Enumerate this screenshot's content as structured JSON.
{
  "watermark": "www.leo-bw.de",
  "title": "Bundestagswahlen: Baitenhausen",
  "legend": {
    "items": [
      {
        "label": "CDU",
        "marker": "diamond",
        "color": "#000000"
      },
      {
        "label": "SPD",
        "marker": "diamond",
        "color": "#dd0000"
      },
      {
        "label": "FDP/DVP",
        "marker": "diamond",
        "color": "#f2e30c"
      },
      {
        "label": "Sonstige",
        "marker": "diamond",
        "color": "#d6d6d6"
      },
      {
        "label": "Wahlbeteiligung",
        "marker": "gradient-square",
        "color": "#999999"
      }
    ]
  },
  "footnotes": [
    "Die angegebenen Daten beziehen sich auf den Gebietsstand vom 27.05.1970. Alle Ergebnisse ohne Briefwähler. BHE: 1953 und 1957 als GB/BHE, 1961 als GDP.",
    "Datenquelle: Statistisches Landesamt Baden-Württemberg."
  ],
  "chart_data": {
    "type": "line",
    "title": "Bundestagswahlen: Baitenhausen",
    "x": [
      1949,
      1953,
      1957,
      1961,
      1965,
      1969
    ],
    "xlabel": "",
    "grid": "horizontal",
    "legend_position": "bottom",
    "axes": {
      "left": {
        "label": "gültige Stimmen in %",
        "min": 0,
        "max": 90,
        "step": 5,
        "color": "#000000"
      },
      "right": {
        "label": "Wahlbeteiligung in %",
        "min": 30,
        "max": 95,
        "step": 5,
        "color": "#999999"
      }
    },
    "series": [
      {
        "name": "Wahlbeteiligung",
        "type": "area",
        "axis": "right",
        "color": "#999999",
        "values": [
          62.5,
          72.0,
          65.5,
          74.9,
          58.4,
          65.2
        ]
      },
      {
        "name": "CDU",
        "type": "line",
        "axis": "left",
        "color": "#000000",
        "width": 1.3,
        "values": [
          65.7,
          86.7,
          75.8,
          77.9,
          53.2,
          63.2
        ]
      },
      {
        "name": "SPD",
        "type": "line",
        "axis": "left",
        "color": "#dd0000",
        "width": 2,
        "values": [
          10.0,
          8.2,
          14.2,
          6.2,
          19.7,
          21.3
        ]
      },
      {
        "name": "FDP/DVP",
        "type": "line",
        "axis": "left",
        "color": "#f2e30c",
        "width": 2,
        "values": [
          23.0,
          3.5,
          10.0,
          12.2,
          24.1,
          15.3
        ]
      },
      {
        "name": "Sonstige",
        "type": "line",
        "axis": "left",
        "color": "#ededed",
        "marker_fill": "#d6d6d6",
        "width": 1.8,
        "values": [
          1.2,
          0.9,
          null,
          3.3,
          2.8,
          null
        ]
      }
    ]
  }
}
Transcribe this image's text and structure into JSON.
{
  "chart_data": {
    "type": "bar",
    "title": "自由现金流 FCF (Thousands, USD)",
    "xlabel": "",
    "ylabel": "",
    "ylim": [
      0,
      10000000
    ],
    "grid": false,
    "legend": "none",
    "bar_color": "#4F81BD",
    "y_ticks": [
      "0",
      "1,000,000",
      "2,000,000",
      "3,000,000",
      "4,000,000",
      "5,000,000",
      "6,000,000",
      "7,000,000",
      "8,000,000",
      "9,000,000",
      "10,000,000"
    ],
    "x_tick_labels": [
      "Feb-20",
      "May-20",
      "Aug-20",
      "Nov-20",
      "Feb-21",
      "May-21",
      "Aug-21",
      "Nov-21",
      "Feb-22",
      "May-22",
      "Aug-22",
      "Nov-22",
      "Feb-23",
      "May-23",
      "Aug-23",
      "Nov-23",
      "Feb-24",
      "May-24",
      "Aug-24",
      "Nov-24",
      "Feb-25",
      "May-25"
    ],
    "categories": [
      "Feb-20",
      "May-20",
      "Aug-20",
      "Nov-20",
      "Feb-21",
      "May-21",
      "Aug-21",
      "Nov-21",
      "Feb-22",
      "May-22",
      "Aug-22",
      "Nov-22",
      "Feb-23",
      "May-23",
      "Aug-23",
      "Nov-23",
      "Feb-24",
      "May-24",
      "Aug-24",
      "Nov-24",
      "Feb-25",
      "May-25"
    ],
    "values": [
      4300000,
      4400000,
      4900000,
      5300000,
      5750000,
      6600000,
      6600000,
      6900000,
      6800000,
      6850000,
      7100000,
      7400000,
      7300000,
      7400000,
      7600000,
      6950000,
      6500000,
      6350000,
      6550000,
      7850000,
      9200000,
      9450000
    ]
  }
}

————

_STATED EXERCISE_. Copy the data above in full, character for character.

_TASK RESULT_.
Enumerate this screenshot's content as structured JSON.
{
  "watermark": "www.leo-bw.de",
  "title": "Bundestagswahlen: Baitenhausen",
  "legend": {
    "items": [
      {
        "label": "CDU",
        "marker": "diamond",
        "color": "#000000"
      },
      {
        "label": "SPD",
        "marker": "diamond",
        "color": "#dd0000"
      },
      {
        "label": "FDP/DVP",
        "marker": "diamond",
        "color": "#f2e30c"
      },
      {
        "label": "Sonstige",
        "marker": "diamond",
        "color": "#d6d6d6"
      },
      {
        "label": "Wahlbeteiligung",
        "marker": "gradient-square",
        "color": "#999999"
      }
    ]
  },
  "footnotes": [
    "Die angegebenen Daten beziehen sich auf den Gebietsstand vom 27.05.1970. Alle Ergebnisse ohne Briefwähler. BHE: 1953 und 1957 als GB/BHE, 1961 als GDP.",
    "Datenquelle: Statistisches Landesamt Baden-Württemberg."
  ],
  "chart_data": {
    "type": "line",
    "title": "Bundestagswahlen: Baitenhausen",
    "x": [
      1949,
      1953,
      1957,
      1961,
      1965,
      1969
    ],
    "xlabel": "",
    "grid": "horizontal",
    "legend_position": "bottom",
    "axes": {
      "left": {
        "label": "gültige Stimmen in %",
        "min": 0,
        "max": 90,
        "step": 5,
        "color": "#000000"
      },
      "right": {
        "label": "Wahlbeteiligung in %",
        "min": 30,
        "max": 95,
        "step": 5,
        "color": "#999999"
      }
    },
    "series": [
      {
        "name": "Wahlbeteiligung",
        "type": "area",
        "axis": "right",
        "color": "#999999",
        "values": [
          62.5,
          72.0,
          65.5,
          74.9,
          58.4,
          65.2
        ]
      },
      {
        "name": "CDU",
        "type": "line",
        "axis": "left",
        "color": "#000000",
        "width": 1.3,
        "values": [
          65.7,
          86.7,
          75.8,
          77.9,
          53.2,
          63.2
        ]
      },
      {
        "name": "SPD",
        "type": "line",
        "axis": "left",
        "color": "#dd0000",
        "width": 2,
        "values": [
          10.0,
          8.2,
          14.2,
          6.2,
          19.7,
          21.3
        ]
      },
      {
        "name": "FDP/DVP",
        "type": "line",
        "axis": "left",
        "color": "#f2e30c",
        "width": 2,
        "values": [
          23.0,
          3.5,
          10.0,
          12.2,
          24.1,
          15.3
        ]
      },
      {
        "name": "Sonstige",
        "type": "line",
        "axis": "left",
        "color": "#ededed",
        "marker_fill": "#d6d6d6",
        "width": 1.8,
        "values": [
          1.2,
          0.9,
          null,
          3.3,
          2.8,
          null
        ]
      }
    ]
  }
}
Transcribe this image's text and structure into JSON.
{
  "chart_data": {
    "type": "bar",
    "title": "自由现金流 FCF (Thousands, USD)",
    "xlabel": "",
    "ylabel": "",
    "ylim": [
      0,
      10000000
    ],
    "grid": false,
    "legend": "none",
    "bar_color": "#4F81BD",
    "y_ticks": [
      "0",
      "1,000,000",
      "2,000,000",
      "3,000,000",
      "4,000,000",
      "5,000,000",
      "6,000,000",
      "7,000,000",
      "8,000,000",
      "9,000,000",
      "10,000,000"
    ],
    "x_tick_labels": [
      "Feb-20",
      "May-20",
      "Aug-20",
      "Nov-20",
      "Feb-21",
      "May-21",
      "Aug-21",
      "Nov-21",
      "Feb-22",
      "May-22",
      "Aug-22",
      "Nov-22",
      "Feb-23",
      "May-23",
      "Aug-23",
      "Nov-23",
      "Feb-24",
      "May-24",
      "Aug-24",
      "Nov-24",
      "Feb-25",
      "May-25"
    ],
    "categories": [
      "Feb-20",
      "May-20",
      "Aug-20",
      "Nov-20",
      "Feb-21",
      "May-21",
      "Aug-21",
      "Nov-21",
      "Feb-22",
      "May-22",
      "Aug-22",
      "Nov-22",
      "Feb-23",
      "May-23",
      "Aug-23",
      "Nov-23",
      "Feb-24",
      "May-24",
      "Aug-24",
      "Nov-24",
      "Feb-25",
      "May-25"
    ],
    "values": [
      4300000,
      4400000,
      4900000,
      5300000,
      5750000,
      6600000,
      6600000,
      6900000,
      6800000,
      6850000,
      7100000,
      7400000,
      7300000,
      7400000,
      7600000,
      6950000,
      6500000,
      6350000,
      6550000,
      7850000,
      9200000,
      9450000
    ]
  }
}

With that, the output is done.